### Problem to work on
Find the lines that hold the word "structure" and return them.

━━━━

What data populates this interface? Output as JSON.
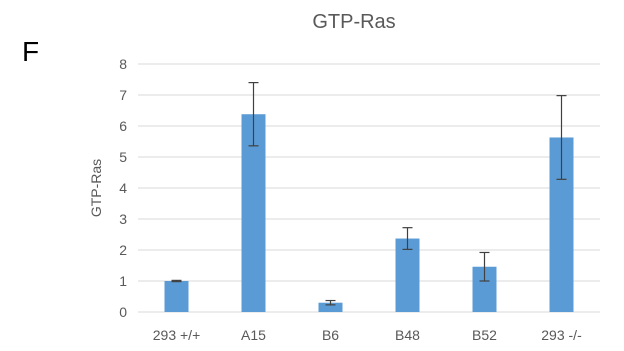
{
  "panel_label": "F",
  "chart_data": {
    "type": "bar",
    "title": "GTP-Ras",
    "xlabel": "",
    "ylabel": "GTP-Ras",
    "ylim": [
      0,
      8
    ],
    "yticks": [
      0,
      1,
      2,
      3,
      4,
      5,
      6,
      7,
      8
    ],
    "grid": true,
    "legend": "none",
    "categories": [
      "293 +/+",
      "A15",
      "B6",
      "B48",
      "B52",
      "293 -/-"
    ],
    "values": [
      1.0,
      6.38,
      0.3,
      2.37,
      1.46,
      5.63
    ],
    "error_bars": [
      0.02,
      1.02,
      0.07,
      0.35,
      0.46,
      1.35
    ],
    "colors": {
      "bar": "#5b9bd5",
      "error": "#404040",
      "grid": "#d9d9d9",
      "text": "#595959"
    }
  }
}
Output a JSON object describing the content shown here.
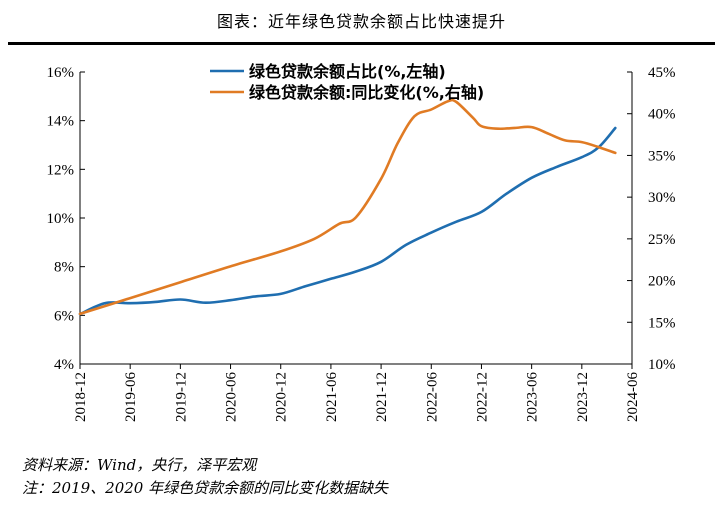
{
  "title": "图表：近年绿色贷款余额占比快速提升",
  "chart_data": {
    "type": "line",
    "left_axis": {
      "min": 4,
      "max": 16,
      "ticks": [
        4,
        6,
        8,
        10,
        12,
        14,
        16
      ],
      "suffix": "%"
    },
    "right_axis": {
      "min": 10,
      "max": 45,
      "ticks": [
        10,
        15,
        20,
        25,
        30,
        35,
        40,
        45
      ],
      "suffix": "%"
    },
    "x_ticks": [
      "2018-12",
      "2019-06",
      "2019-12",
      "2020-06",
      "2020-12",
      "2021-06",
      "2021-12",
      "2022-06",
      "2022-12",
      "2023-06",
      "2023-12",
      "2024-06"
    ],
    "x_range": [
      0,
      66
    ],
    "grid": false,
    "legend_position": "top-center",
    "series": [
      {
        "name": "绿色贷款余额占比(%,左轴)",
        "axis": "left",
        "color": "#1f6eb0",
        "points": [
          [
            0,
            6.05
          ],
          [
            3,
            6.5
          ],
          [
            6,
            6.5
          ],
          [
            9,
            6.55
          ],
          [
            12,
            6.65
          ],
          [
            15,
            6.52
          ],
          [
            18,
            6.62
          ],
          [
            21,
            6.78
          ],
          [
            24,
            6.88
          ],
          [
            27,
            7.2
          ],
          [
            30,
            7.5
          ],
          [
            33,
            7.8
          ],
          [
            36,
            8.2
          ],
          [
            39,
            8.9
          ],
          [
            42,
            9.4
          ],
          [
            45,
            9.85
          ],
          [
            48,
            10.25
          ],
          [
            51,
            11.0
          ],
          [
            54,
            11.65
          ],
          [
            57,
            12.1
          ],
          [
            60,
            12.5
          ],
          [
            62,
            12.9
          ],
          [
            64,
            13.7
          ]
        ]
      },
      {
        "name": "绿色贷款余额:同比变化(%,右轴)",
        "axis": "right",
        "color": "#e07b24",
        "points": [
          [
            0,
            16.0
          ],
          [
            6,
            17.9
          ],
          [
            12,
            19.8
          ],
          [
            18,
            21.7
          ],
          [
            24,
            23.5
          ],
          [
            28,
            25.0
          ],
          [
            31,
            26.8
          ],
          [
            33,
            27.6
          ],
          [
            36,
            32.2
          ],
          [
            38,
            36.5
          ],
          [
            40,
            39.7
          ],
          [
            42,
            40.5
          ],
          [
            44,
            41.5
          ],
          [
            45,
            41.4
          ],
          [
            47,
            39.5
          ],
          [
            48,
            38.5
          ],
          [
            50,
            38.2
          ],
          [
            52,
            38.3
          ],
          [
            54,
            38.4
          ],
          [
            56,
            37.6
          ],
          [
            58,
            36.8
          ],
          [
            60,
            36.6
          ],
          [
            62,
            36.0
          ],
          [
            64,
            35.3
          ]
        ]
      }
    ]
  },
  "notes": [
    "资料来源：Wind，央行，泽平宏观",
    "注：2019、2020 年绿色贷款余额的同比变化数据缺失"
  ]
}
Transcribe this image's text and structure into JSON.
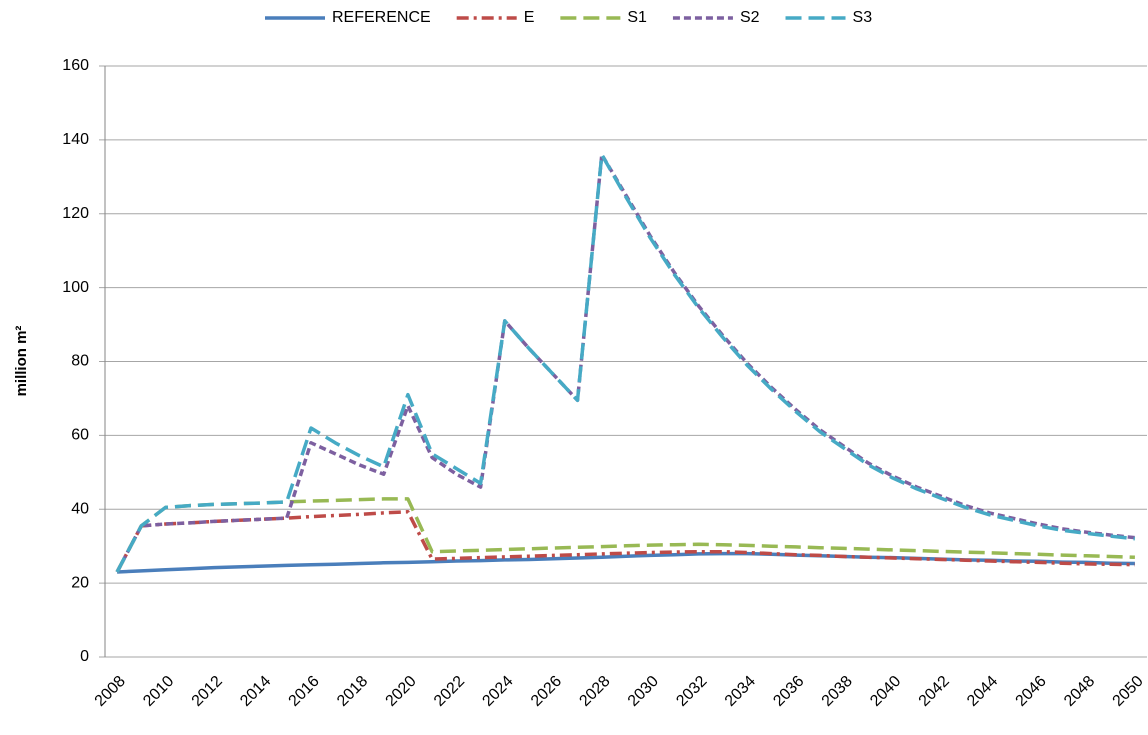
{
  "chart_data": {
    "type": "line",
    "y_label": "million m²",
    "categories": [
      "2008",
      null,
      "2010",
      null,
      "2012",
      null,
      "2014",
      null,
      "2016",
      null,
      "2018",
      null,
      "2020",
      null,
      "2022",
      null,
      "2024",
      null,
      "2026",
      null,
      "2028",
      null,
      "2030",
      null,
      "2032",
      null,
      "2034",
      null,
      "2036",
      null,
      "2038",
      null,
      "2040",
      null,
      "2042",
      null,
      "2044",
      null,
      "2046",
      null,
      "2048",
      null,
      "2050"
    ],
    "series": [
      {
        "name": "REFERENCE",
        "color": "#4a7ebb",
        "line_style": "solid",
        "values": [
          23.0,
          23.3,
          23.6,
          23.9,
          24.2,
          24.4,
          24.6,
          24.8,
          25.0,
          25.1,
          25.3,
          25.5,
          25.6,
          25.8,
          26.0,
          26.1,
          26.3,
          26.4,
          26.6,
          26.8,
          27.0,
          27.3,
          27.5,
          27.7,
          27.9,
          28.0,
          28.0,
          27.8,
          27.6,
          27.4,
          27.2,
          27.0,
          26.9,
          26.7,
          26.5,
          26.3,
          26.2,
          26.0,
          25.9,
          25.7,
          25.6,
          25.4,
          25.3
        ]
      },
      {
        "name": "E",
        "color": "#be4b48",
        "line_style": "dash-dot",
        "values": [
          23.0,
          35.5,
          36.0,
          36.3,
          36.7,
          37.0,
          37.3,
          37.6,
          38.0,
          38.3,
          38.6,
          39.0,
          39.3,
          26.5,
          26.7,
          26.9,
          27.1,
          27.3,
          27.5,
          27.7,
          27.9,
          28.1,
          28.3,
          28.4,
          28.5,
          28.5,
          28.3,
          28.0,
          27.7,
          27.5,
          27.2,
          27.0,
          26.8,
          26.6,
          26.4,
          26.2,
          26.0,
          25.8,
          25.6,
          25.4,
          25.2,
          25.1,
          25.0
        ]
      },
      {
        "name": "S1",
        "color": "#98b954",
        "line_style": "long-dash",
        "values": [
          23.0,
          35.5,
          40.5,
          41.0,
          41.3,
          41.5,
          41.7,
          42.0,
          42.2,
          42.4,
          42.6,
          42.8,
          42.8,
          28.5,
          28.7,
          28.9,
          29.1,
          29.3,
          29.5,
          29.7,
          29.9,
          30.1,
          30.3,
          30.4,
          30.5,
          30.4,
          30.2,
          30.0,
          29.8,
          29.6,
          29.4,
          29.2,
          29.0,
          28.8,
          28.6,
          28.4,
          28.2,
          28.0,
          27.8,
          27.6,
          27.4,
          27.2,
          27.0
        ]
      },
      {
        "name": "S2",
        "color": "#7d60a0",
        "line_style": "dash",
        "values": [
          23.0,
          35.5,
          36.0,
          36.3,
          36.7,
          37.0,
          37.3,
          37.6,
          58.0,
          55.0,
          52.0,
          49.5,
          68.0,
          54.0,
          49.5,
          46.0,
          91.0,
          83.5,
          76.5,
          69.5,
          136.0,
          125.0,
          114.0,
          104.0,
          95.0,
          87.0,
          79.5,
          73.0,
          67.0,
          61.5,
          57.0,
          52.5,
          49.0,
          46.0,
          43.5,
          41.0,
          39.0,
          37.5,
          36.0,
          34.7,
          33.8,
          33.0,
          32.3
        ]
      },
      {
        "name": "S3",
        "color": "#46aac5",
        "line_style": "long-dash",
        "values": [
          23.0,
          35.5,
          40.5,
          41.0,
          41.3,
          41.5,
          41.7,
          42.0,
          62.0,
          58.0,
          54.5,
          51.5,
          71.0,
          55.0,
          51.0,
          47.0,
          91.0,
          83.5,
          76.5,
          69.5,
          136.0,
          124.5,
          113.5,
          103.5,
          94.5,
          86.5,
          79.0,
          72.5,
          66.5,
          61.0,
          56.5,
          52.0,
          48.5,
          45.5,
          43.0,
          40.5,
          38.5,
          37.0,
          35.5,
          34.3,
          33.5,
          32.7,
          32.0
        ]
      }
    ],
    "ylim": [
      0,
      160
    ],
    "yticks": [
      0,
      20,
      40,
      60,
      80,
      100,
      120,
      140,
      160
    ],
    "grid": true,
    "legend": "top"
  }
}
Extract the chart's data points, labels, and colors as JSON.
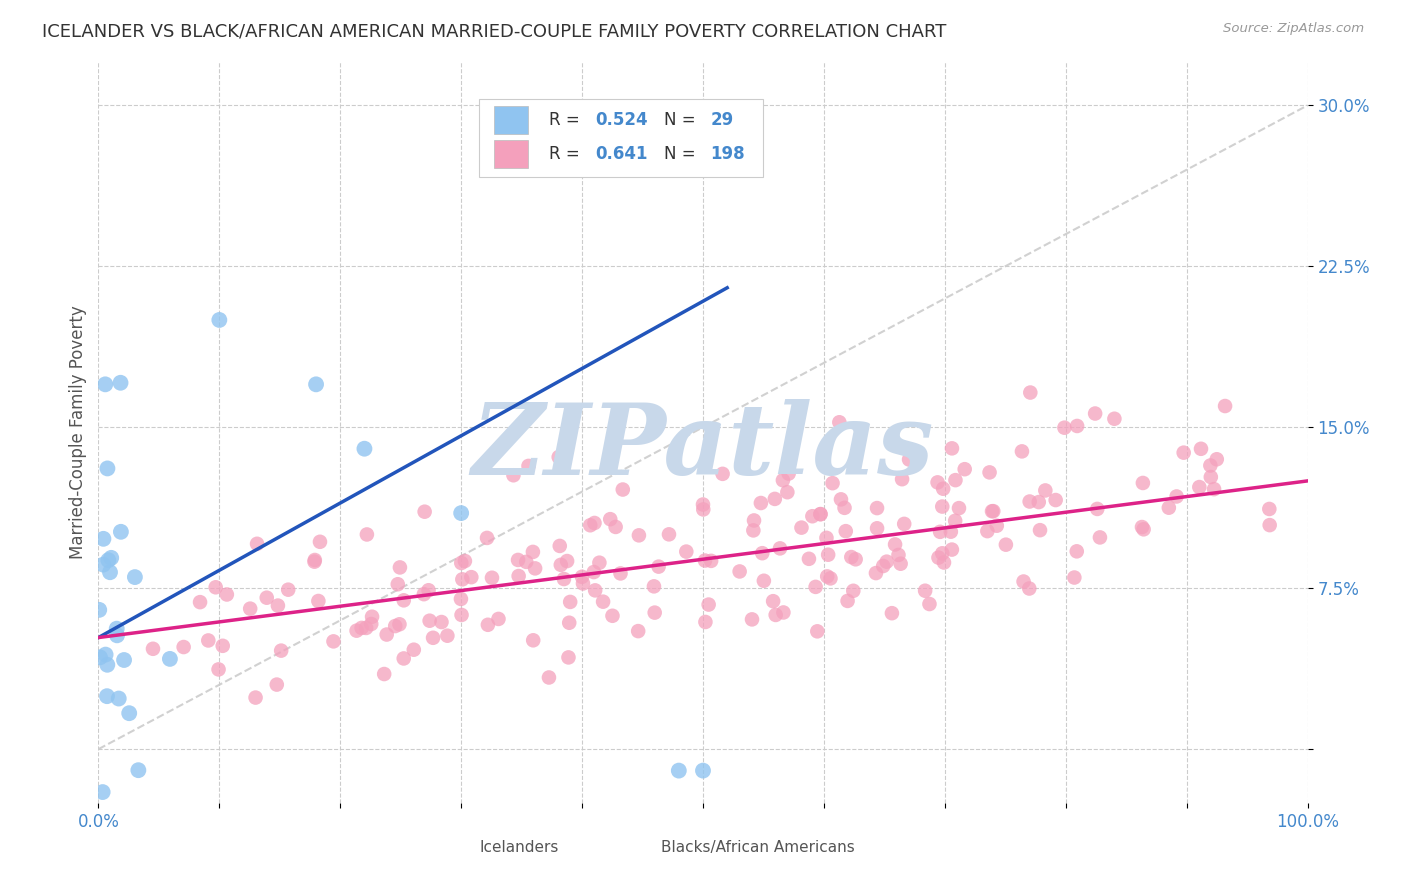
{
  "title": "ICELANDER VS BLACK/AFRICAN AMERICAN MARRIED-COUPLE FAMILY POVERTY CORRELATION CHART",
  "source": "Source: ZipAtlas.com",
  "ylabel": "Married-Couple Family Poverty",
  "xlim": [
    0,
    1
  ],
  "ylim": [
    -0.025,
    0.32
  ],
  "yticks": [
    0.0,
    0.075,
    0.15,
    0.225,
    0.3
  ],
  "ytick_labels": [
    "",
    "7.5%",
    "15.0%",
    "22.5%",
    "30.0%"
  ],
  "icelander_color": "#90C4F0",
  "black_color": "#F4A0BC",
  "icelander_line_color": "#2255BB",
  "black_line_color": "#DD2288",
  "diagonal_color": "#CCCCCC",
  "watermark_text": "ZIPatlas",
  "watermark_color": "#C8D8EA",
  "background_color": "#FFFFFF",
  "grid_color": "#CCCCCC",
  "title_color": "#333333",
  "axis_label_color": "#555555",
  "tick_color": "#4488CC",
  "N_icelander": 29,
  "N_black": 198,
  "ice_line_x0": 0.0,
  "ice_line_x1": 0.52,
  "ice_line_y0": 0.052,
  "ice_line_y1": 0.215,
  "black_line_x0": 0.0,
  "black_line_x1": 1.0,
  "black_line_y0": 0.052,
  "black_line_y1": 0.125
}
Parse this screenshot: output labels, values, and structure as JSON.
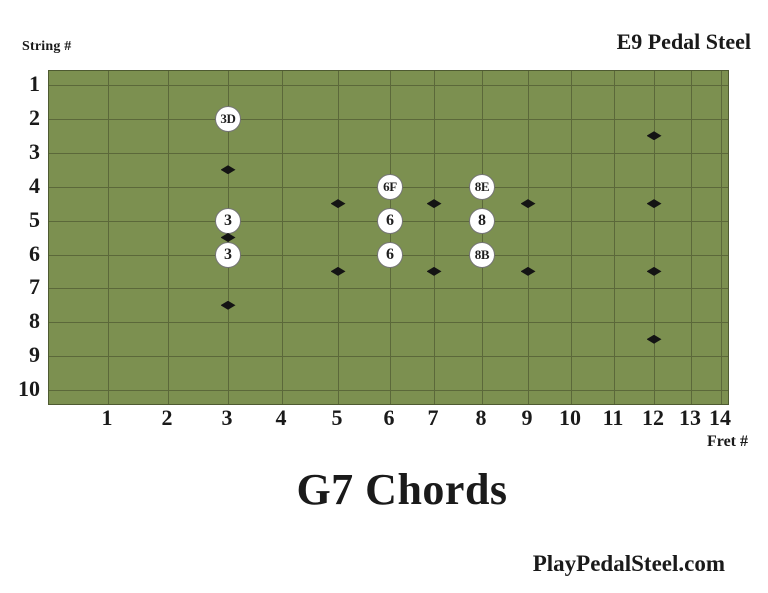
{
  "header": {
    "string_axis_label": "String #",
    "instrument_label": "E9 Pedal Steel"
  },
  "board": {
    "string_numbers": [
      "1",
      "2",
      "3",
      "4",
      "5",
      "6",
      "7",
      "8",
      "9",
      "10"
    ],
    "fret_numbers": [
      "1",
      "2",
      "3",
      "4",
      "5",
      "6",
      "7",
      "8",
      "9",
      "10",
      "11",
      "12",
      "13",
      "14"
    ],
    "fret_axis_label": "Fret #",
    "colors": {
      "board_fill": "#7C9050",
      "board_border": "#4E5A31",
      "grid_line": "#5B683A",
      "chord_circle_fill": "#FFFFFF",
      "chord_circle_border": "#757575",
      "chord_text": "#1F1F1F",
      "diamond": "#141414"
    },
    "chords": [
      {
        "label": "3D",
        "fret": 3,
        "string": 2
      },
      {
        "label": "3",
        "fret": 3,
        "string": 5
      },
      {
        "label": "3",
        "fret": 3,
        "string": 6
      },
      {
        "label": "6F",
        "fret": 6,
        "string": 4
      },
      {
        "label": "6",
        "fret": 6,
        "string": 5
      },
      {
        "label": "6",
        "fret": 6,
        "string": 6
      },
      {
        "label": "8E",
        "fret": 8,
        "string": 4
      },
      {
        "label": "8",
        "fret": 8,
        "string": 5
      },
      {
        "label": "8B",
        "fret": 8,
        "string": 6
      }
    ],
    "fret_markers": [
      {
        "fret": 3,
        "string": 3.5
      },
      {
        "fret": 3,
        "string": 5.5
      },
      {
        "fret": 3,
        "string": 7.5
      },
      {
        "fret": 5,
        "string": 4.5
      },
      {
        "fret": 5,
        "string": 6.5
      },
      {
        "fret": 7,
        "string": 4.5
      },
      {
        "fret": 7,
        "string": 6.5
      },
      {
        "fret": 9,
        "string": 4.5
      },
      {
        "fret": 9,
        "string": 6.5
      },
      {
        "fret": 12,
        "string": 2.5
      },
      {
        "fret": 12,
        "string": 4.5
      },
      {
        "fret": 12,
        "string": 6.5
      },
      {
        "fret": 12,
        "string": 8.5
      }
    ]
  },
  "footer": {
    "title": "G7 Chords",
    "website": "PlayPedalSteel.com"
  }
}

━━━━

### Result below
Transcribe this image's text and structure into JSON.
Parse this screenshot: output labels, values, and structure as JSON.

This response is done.